/---

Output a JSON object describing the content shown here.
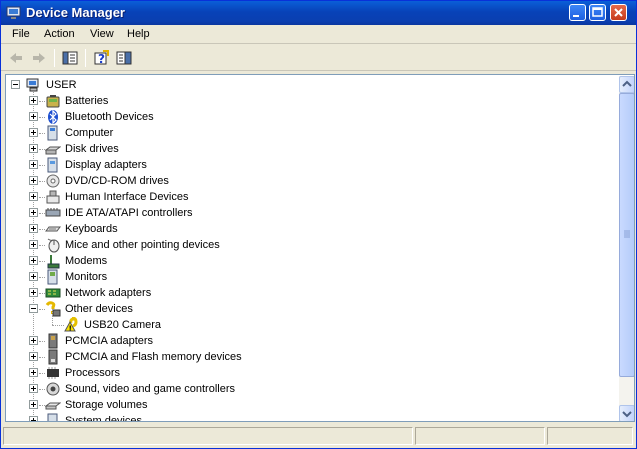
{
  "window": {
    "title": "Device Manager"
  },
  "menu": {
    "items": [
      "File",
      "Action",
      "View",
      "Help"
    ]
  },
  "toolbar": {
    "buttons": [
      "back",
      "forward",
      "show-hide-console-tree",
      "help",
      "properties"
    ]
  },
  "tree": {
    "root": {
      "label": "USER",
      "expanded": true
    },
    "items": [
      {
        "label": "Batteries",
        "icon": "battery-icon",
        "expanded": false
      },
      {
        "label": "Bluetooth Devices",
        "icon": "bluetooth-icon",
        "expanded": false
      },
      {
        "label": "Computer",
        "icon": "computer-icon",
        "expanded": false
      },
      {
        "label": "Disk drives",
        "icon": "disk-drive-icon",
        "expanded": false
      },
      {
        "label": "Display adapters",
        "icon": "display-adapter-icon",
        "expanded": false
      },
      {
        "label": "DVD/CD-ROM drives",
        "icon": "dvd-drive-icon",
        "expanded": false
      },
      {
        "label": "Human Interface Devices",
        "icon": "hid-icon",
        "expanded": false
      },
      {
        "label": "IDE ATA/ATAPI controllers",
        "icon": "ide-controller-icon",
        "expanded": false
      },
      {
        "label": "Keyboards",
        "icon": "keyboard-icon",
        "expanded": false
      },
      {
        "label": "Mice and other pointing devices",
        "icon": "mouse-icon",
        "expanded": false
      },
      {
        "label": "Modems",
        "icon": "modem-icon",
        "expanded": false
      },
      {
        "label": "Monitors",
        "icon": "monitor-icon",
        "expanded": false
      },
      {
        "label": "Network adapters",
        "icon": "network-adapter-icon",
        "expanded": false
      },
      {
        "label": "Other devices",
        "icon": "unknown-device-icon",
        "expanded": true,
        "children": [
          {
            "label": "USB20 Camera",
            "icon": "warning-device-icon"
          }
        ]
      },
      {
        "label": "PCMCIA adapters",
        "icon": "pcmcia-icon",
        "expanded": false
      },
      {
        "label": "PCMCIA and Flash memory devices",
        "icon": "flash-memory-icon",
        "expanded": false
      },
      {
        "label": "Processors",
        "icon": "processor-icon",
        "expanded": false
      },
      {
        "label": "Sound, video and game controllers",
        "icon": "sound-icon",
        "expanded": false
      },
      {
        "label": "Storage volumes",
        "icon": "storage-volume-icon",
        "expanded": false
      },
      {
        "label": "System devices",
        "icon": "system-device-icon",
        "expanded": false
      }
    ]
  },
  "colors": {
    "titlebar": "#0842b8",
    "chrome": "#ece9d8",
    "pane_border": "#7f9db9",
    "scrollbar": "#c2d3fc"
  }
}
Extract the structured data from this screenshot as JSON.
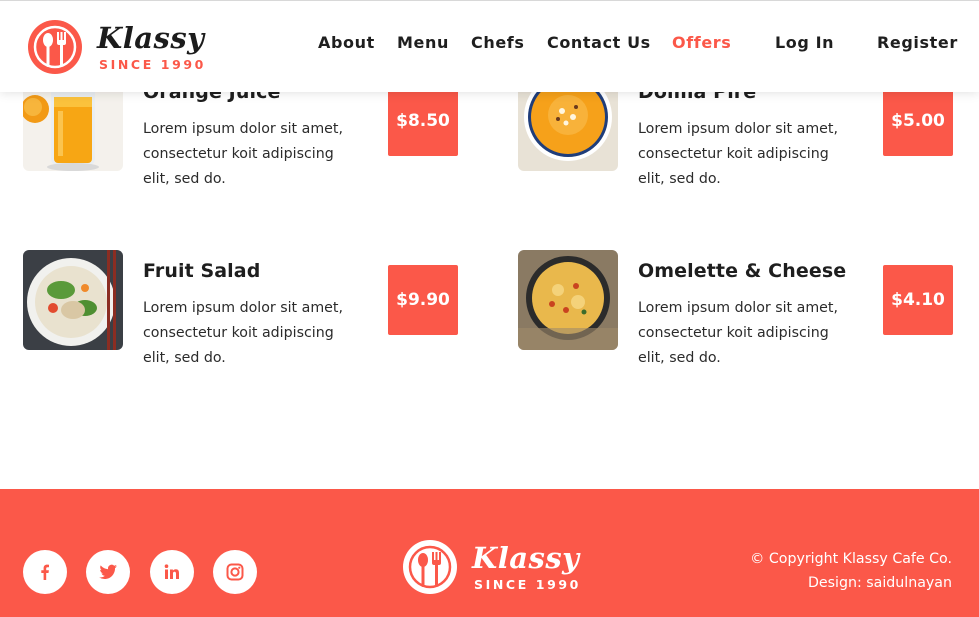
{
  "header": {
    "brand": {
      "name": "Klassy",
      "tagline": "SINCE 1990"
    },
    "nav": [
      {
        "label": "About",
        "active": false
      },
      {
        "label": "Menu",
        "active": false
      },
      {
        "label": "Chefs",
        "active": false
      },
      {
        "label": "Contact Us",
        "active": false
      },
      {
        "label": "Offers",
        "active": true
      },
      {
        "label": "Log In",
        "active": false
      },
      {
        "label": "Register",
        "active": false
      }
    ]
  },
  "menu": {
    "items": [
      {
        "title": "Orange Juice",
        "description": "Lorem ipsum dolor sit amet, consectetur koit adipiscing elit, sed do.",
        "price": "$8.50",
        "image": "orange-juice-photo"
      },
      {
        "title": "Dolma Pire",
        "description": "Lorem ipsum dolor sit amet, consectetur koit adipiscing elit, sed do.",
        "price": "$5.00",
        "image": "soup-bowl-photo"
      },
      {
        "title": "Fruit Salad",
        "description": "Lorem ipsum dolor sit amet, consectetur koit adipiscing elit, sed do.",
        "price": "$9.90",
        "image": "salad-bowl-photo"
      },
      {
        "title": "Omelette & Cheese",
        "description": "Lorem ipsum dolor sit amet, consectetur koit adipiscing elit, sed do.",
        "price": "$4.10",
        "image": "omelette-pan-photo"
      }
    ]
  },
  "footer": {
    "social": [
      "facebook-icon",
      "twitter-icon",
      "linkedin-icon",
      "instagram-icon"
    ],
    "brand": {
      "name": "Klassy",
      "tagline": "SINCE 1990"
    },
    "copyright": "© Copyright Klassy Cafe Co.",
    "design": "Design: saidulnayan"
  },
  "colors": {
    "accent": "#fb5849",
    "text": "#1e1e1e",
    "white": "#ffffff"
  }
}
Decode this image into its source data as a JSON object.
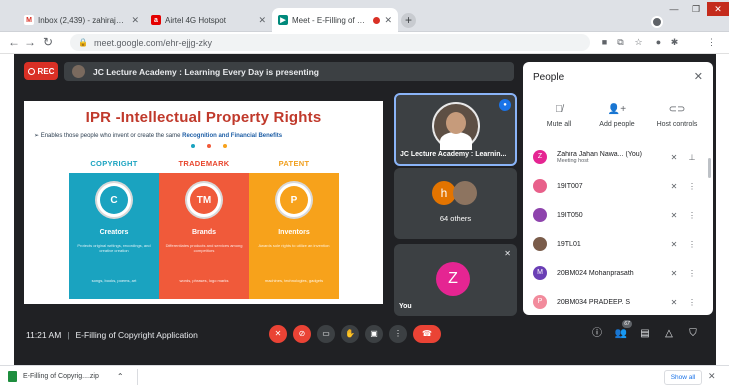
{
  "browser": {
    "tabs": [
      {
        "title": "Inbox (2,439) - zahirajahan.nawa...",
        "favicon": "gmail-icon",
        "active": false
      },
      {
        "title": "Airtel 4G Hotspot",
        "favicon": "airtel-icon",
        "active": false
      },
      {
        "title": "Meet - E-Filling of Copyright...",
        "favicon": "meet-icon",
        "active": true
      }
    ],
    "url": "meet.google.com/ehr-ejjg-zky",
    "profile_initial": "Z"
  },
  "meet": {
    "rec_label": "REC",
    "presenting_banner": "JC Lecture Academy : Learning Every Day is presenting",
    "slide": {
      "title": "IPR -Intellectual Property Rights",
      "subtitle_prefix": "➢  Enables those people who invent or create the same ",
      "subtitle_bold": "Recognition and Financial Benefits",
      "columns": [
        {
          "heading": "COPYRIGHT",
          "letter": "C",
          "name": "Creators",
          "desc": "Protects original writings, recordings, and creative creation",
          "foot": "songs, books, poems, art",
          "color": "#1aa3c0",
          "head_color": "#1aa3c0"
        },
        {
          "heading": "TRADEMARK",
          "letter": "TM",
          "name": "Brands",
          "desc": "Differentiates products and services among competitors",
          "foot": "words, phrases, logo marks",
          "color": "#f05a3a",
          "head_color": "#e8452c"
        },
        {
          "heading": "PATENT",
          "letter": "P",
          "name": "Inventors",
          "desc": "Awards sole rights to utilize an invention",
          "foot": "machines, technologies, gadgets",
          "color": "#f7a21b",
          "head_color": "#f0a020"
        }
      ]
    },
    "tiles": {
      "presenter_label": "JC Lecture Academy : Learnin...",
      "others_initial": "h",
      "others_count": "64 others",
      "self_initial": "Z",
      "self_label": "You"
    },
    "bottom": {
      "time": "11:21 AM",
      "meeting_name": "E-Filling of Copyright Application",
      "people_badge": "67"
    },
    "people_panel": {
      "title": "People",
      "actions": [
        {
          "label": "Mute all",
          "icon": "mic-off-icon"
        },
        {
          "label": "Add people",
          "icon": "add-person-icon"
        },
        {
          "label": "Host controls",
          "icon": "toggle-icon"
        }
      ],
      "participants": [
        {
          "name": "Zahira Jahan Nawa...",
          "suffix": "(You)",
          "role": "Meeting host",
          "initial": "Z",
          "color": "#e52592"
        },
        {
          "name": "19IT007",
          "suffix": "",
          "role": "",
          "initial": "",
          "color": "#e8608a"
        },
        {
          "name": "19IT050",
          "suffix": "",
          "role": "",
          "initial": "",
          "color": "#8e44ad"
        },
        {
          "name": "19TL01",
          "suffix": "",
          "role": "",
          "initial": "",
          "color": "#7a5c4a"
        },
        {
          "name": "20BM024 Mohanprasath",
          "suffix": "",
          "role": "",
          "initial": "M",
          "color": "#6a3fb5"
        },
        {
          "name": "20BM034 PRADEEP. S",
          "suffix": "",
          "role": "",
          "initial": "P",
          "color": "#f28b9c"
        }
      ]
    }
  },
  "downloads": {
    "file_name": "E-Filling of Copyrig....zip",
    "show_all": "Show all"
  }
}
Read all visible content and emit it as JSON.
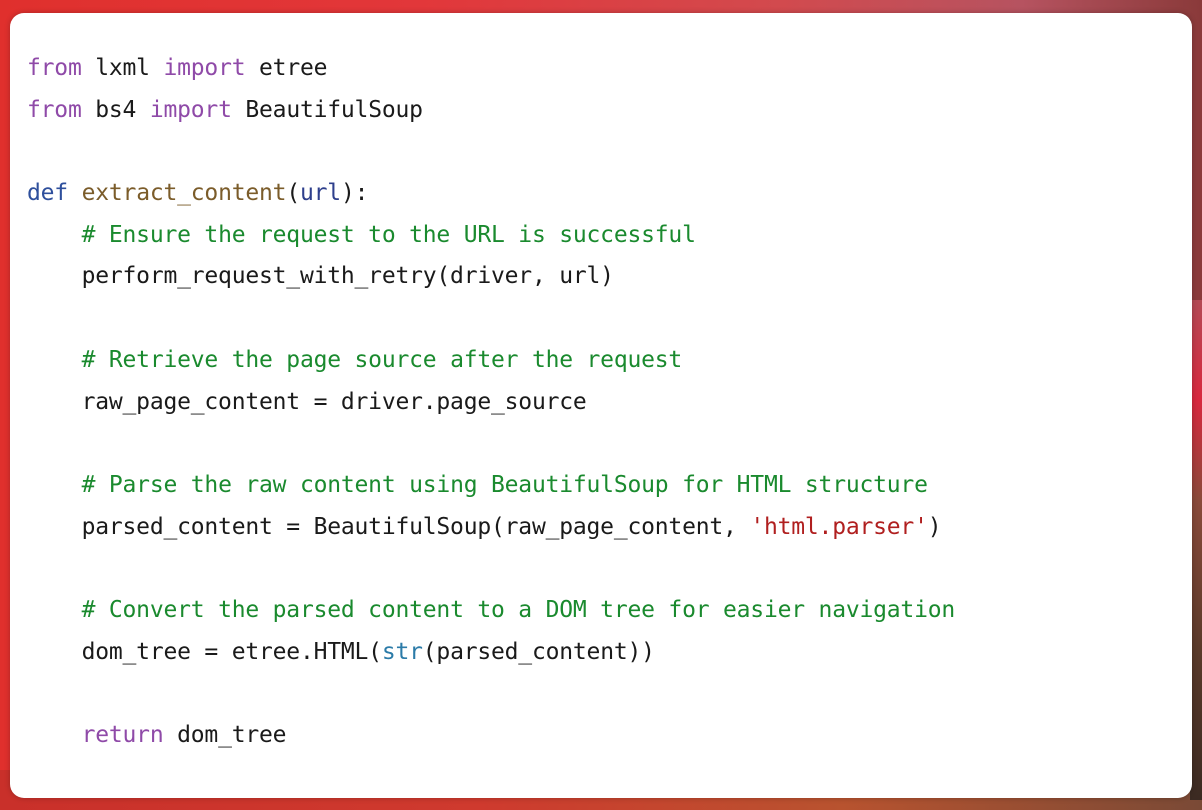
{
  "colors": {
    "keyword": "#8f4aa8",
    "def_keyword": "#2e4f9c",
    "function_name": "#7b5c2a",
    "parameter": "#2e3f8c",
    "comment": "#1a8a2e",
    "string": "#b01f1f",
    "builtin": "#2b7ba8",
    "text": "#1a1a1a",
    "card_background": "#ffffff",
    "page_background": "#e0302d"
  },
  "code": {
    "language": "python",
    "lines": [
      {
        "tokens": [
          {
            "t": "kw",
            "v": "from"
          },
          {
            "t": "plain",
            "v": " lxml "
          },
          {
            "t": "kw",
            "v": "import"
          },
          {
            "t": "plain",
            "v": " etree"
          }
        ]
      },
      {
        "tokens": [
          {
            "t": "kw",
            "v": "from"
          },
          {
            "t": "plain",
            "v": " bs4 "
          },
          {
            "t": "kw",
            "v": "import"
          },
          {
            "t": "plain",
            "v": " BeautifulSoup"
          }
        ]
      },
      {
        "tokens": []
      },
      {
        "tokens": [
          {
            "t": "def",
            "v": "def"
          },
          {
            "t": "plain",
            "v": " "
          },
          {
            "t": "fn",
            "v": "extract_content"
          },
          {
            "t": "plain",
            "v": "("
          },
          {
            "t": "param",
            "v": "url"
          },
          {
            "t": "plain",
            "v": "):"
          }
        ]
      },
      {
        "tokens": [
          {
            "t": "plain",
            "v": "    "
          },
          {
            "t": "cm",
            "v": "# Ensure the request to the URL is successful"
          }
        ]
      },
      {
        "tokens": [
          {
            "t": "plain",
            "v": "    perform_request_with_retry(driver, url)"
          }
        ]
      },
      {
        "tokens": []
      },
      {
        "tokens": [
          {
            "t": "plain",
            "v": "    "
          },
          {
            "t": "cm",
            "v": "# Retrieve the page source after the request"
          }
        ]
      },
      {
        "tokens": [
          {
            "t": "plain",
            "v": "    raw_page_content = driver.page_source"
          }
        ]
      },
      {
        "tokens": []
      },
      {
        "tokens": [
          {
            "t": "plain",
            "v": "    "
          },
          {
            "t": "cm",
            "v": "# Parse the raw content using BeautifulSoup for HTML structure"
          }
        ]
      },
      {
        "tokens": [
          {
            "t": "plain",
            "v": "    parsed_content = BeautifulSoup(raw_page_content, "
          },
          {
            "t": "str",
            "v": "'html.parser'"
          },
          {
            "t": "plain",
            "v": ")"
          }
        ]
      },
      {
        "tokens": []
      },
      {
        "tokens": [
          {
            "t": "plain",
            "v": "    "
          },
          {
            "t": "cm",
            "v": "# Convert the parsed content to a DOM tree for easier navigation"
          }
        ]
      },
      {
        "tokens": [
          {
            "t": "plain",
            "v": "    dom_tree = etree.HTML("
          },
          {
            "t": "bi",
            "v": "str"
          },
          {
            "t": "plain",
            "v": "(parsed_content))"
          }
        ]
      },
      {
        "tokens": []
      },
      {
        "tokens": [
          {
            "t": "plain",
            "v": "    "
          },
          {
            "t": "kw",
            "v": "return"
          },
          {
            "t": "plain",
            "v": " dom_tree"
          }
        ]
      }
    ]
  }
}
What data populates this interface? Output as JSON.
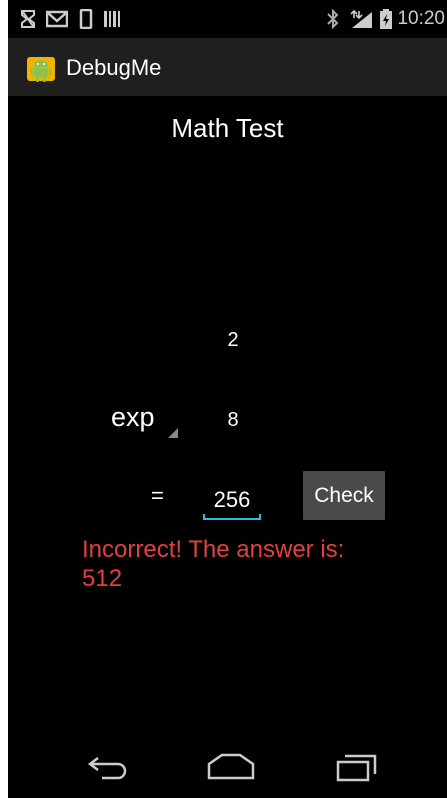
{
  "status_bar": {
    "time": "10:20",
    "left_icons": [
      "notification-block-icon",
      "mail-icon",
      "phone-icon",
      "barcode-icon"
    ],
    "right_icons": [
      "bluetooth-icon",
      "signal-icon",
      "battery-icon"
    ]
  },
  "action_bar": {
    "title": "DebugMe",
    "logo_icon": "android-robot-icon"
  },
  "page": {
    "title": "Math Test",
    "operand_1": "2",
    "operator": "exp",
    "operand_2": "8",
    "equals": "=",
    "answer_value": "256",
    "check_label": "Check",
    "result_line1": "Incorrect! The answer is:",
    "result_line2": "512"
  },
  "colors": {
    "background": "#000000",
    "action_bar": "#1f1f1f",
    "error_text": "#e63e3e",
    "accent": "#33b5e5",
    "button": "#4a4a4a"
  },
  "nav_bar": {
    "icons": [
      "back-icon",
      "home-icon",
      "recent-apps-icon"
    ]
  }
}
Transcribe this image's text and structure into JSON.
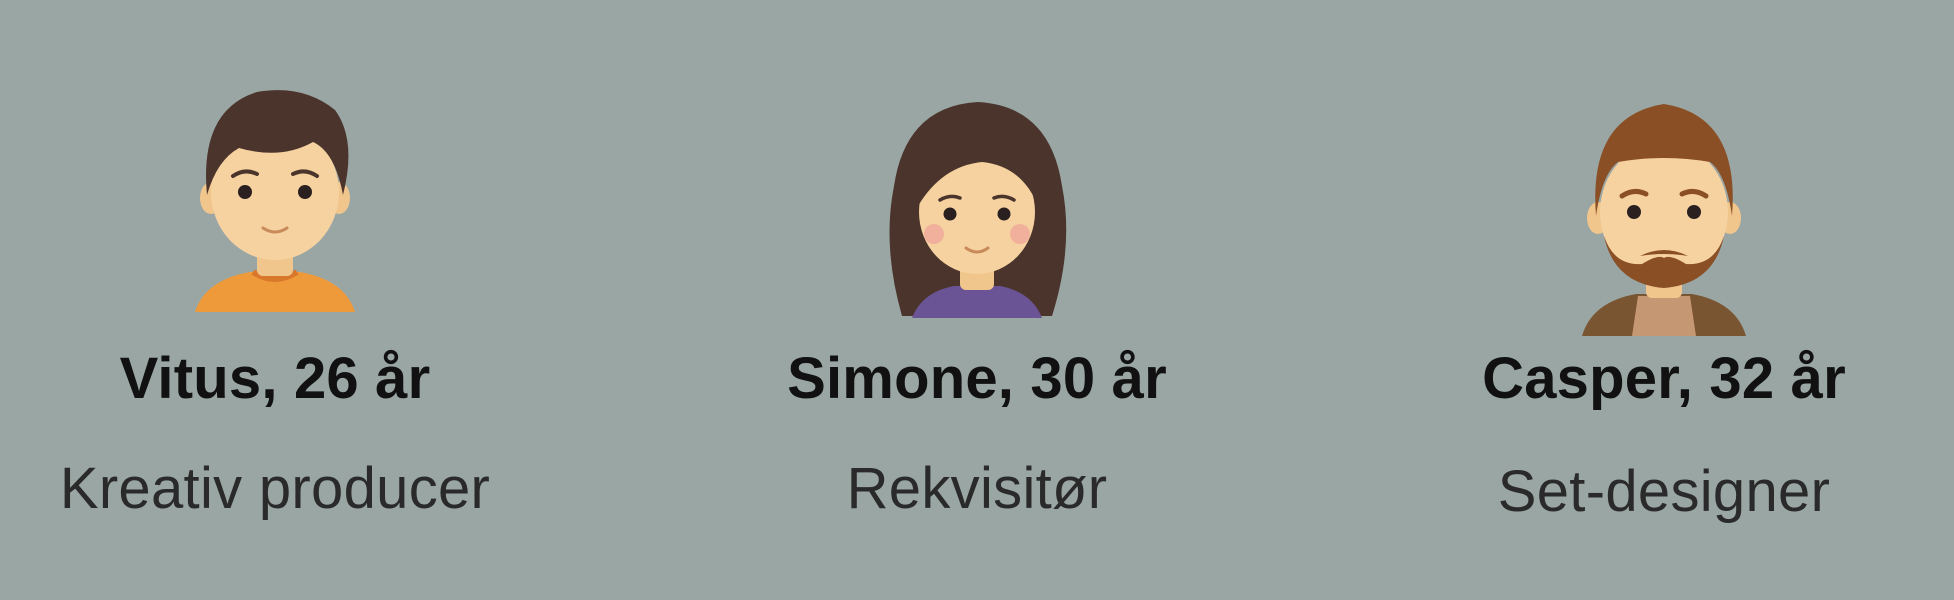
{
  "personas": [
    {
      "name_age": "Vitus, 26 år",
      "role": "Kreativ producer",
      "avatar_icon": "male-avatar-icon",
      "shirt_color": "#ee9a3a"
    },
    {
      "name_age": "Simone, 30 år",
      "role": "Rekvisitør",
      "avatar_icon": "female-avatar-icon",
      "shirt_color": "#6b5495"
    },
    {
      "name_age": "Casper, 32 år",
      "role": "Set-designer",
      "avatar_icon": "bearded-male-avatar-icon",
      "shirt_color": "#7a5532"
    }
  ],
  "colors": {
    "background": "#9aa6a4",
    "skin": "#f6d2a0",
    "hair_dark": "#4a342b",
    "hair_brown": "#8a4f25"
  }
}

\---

**Written problem**
Look through the entries above for the word "into". Copy every line where it shows up.

**Response**
Decode this image into its source data as a JSON object.
Transcribe this image's text and structure into JSON.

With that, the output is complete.